• [Records supplied]
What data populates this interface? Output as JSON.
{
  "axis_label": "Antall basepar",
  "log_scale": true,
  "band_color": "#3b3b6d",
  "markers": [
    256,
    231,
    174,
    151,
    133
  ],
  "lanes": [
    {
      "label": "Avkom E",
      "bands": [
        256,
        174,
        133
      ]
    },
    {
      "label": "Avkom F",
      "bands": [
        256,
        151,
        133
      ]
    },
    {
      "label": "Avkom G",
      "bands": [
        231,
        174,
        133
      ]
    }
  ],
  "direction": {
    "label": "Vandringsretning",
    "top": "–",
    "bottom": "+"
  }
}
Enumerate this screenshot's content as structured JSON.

* * *

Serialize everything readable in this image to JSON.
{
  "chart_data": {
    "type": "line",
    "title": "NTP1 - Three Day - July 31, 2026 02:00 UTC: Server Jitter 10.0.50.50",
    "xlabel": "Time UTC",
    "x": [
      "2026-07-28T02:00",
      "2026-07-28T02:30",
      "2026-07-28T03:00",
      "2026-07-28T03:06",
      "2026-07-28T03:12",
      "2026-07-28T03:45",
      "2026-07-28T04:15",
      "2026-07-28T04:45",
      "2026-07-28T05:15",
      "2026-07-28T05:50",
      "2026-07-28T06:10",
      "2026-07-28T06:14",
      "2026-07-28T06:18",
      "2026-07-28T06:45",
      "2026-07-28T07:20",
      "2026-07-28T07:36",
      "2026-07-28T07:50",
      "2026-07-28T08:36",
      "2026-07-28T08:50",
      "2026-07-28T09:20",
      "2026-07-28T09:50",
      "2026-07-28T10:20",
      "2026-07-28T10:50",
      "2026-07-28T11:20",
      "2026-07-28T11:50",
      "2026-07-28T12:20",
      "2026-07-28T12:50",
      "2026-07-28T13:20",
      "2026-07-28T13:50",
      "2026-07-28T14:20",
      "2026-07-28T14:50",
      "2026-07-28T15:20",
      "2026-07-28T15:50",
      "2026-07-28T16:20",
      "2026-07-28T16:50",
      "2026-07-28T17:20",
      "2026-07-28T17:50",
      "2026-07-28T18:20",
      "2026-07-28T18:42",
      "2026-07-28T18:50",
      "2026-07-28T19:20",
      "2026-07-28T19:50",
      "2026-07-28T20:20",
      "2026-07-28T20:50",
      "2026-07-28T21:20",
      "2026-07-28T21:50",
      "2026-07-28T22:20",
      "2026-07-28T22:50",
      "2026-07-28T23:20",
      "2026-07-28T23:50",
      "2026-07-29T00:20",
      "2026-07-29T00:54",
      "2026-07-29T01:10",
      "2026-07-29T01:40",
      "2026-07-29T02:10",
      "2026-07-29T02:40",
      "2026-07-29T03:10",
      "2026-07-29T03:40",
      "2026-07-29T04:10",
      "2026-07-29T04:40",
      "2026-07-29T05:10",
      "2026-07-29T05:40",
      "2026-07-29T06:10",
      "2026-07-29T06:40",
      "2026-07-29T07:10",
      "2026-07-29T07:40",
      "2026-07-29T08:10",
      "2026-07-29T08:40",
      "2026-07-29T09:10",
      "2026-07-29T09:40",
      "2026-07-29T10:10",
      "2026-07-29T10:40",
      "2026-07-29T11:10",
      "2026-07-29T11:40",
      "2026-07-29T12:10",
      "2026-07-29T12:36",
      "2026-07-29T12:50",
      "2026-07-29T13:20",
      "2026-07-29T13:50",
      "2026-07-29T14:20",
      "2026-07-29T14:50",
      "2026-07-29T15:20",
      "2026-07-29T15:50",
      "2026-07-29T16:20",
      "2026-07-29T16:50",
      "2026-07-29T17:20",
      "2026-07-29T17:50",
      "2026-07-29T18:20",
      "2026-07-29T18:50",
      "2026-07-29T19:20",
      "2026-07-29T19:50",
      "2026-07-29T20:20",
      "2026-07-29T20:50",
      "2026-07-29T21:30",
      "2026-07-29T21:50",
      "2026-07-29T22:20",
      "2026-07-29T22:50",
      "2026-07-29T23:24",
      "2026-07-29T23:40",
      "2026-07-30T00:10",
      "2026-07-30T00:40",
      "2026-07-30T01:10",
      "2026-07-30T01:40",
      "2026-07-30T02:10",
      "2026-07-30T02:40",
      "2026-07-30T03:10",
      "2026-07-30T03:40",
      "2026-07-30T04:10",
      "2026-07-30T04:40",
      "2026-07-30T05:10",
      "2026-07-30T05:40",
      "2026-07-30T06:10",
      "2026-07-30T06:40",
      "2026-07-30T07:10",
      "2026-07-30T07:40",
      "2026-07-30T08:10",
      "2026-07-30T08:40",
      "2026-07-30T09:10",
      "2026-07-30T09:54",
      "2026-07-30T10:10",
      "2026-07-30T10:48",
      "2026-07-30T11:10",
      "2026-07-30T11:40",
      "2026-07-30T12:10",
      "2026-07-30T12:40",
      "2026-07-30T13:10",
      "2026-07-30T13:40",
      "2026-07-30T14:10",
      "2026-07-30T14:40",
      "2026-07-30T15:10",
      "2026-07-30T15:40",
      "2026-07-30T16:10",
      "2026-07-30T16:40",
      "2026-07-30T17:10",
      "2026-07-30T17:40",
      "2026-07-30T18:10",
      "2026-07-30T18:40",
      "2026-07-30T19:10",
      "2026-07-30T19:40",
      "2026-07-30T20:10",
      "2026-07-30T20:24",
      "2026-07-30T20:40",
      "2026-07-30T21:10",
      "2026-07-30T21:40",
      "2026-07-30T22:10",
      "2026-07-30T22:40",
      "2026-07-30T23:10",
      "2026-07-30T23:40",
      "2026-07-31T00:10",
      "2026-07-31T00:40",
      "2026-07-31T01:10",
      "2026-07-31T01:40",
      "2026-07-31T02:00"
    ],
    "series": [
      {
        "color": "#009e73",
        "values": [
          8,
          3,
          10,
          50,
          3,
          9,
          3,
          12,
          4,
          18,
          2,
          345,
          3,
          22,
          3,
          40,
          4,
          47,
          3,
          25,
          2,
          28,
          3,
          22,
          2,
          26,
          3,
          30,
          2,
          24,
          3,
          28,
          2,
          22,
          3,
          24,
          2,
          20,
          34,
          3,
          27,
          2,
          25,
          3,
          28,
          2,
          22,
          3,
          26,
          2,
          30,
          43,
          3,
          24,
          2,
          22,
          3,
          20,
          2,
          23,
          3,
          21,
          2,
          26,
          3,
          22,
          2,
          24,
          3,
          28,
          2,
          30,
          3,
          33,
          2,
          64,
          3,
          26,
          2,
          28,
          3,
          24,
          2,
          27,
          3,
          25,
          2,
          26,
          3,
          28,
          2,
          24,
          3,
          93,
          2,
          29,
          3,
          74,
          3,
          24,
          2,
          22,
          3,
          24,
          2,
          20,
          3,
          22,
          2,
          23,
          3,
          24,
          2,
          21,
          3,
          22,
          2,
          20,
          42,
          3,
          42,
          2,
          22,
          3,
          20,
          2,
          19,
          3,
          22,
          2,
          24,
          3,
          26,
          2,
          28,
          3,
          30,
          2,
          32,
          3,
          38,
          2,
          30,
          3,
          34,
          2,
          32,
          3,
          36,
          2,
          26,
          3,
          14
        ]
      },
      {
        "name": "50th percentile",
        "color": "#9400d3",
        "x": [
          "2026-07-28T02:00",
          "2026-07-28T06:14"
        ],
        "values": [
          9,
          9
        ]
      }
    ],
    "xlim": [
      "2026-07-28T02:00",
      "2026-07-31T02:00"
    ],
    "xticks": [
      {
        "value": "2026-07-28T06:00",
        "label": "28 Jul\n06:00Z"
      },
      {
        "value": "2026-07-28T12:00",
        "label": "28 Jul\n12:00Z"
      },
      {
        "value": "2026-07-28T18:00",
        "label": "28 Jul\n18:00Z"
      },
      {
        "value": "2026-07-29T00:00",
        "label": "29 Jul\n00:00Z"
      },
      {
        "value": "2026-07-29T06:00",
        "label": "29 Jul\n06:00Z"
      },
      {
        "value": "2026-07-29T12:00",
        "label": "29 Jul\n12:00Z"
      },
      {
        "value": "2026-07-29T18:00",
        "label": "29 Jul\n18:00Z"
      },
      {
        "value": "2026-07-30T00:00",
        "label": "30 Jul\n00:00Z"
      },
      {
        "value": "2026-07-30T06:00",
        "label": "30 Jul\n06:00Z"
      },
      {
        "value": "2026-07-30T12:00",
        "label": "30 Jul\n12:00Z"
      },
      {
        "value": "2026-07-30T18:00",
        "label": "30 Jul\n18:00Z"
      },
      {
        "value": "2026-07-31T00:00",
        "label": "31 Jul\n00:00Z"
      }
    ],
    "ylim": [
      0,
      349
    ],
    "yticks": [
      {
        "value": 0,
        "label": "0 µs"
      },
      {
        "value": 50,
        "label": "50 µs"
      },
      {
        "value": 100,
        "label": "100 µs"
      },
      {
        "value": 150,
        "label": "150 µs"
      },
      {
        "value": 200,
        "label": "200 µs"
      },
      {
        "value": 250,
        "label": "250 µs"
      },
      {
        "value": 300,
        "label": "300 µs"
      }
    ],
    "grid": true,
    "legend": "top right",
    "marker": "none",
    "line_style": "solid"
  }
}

• [The task] Output only the lines from the one containing "What data populates" through the one containing "Enumerate this screenshot's", inclusive, exactly as written.

• [In response]
What data populates this interface? Output as JSON.
{
  "axis_label": "Antall basepar",
  "log_scale": true,
  "band_color": "#3b3b6d",
  "markers": [
    256,
    231,
    174,
    151,
    133
  ],
  "lanes": [
    {
      "label": "Avkom E",
      "bands": [
        256,
        174,
        133
      ]
    },
    {
      "label": "Avkom F",
      "bands": [
        256,
        151,
        133
      ]
    },
    {
      "label": "Avkom G",
      "bands": [
        231,
        174,
        133
      ]
    }
  ],
  "direction": {
    "label": "Vandringsretning",
    "top": "–",
    "bottom": "+"
  }
}
Enumerate this screenshot's content as structured JSON.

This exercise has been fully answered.